━━━ Texto proporcionado ━━━
El concurso del Buen Yantar nació en la década de 1990, en torno a 1995, impulsado por el Ayuntamiento de Burgos y el movimiento de las peñas y sociedades gastronómicas de la ciudad.
El término “yantar” es una palabra del castellano antiguo que significa comer o alimento, por lo que “buen yantar” se puede traducir como “buena comida”.
El concurso consiste en que las peñas:
- Preparan platos en el propio parque (cocina al aire libre).
- Elaboran un plato obligatorio, con un ingrediente fijado cada año.
- Y un plato libre o voluntario, donde muestran creatividad culinaria.
Un jurado especializado valora las elaboraciones y otorga premios en distintas categorías.
Hoy el Buen Yantar representa algo más que un concurso culinario:
- Es un homenaje a la cocina burgalesa.
- Refuerza el papel de las peñas como motor de las fiestas.
- Y simboliza el espíritu de convivencia del final de los Sampedros.
En definitiva, es la unión perfecta entre tradición gastronómica y fiesta popular, en uno de los entornos naturales más queridos de Burgos.
Monumentos y lugares que ver en Fuentes Blancas
Aunque es un espacio natural, el parque también tiene varios puntos de interés:
La capilla de Nuestra Señora de los Álamos
Pequeño templo muy vinculado a la romería del Burgalés Ausente y a celebraciones religiosas populares.
La capilla no tiene un origen medieval ni antiguo, sino que es una construcción moderna, del siglo XX, ligada al proceso de transformación de Fuentes Blancas en gran zona de ocio y naturaleza de la ciudad.
━━━ Sección de datos ━━━
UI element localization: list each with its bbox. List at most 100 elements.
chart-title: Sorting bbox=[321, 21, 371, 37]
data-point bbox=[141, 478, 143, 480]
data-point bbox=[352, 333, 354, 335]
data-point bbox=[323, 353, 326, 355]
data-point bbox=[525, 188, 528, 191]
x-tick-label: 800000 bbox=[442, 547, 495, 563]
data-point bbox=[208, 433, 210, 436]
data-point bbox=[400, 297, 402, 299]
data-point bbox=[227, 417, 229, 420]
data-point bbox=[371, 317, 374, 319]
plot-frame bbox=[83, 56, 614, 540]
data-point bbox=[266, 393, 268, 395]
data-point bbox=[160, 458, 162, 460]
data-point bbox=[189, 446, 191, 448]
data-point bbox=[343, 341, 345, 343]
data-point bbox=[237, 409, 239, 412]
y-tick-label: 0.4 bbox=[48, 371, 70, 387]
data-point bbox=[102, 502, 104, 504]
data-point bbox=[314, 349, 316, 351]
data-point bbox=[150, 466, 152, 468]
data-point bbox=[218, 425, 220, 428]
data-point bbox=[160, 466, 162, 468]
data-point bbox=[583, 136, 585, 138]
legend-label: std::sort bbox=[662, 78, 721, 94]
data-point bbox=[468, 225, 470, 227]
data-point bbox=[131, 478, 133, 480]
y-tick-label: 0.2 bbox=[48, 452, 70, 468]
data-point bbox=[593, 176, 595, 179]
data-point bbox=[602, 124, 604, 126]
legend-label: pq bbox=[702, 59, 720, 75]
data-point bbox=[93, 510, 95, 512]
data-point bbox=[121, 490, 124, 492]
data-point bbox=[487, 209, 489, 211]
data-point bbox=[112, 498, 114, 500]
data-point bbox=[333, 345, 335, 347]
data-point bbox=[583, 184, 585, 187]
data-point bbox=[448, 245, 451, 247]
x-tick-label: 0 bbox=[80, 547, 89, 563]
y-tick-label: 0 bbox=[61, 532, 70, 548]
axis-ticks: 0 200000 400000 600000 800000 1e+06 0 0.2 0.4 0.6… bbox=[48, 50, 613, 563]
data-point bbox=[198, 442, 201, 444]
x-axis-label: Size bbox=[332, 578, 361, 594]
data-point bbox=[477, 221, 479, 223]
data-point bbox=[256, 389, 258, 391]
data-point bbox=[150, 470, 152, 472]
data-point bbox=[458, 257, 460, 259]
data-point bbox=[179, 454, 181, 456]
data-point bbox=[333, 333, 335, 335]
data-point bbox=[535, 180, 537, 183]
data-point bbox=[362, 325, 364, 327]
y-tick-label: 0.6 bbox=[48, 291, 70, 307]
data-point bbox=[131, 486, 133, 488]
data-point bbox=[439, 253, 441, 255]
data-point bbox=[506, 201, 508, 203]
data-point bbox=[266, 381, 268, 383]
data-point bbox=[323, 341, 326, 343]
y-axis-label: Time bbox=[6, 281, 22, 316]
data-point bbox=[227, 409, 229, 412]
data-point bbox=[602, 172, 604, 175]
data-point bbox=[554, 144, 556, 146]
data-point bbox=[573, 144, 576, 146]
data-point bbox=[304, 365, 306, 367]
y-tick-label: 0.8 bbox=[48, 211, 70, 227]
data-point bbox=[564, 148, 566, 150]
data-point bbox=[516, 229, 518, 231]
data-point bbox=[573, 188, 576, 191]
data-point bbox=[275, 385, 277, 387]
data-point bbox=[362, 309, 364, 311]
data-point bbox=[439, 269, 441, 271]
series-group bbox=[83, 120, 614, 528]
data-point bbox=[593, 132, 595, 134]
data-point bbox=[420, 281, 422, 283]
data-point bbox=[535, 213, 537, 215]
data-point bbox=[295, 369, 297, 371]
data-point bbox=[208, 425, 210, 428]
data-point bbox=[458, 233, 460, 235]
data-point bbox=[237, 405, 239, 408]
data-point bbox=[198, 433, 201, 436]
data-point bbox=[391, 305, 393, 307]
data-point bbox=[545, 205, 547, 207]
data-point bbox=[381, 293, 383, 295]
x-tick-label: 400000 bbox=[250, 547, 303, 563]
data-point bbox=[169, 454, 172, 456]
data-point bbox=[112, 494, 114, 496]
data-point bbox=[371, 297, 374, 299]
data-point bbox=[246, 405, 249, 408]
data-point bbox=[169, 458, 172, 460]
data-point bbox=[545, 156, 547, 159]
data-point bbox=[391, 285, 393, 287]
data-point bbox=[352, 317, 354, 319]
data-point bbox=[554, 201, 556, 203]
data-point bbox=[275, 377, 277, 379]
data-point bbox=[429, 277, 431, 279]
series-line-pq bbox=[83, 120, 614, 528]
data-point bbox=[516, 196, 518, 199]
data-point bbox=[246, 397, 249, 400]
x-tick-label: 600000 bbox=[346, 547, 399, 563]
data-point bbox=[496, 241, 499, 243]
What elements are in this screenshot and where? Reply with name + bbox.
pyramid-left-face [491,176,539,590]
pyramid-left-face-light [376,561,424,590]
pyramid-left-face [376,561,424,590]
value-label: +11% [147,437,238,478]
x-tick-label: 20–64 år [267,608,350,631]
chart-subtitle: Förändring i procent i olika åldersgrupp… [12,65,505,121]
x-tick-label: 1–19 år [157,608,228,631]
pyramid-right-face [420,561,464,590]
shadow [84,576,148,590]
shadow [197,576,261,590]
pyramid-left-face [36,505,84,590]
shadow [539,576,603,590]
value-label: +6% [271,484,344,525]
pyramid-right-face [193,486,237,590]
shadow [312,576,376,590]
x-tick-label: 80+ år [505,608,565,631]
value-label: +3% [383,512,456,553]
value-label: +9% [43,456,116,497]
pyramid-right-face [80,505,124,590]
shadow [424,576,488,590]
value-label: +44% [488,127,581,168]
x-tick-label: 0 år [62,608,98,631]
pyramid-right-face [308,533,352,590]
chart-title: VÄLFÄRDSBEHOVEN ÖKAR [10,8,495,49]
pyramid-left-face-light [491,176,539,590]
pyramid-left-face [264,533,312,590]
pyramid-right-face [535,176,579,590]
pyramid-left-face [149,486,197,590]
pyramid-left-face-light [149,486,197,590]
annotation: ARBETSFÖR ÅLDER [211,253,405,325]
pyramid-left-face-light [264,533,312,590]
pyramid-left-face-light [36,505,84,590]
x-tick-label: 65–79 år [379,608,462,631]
━━━
Preguntas por responder:
- a) Indica, por favor, si cada afirmación coincide con el texto sobre el Buen Yantar, respondiendo sí o no y citando literalmente las palabras que lo deciden: (i) el concurso nació en torno a 1995; (ii) las peñas cocinan los platos en sus propias sedes; (iii) la capilla de Nuestra Señora de los Álamos es de origen medieval.
- b) Según el texto sobre el Buen Yantar, ¿qué significa la palabra «yantar» en castellano antiguo?
No hace falta consultar los ítems para resolver nada de esto.

Respuestas en orden:
- a)
(i) Sí: «nació en la década de 1990, en torno a 1995».
(ii) No: «Preparan platos en el propio parque (cocina al aire libre)».
(iii) No: «La capilla no tiene un origen medieval ni antiguo».

- b) Significa comer o alimento.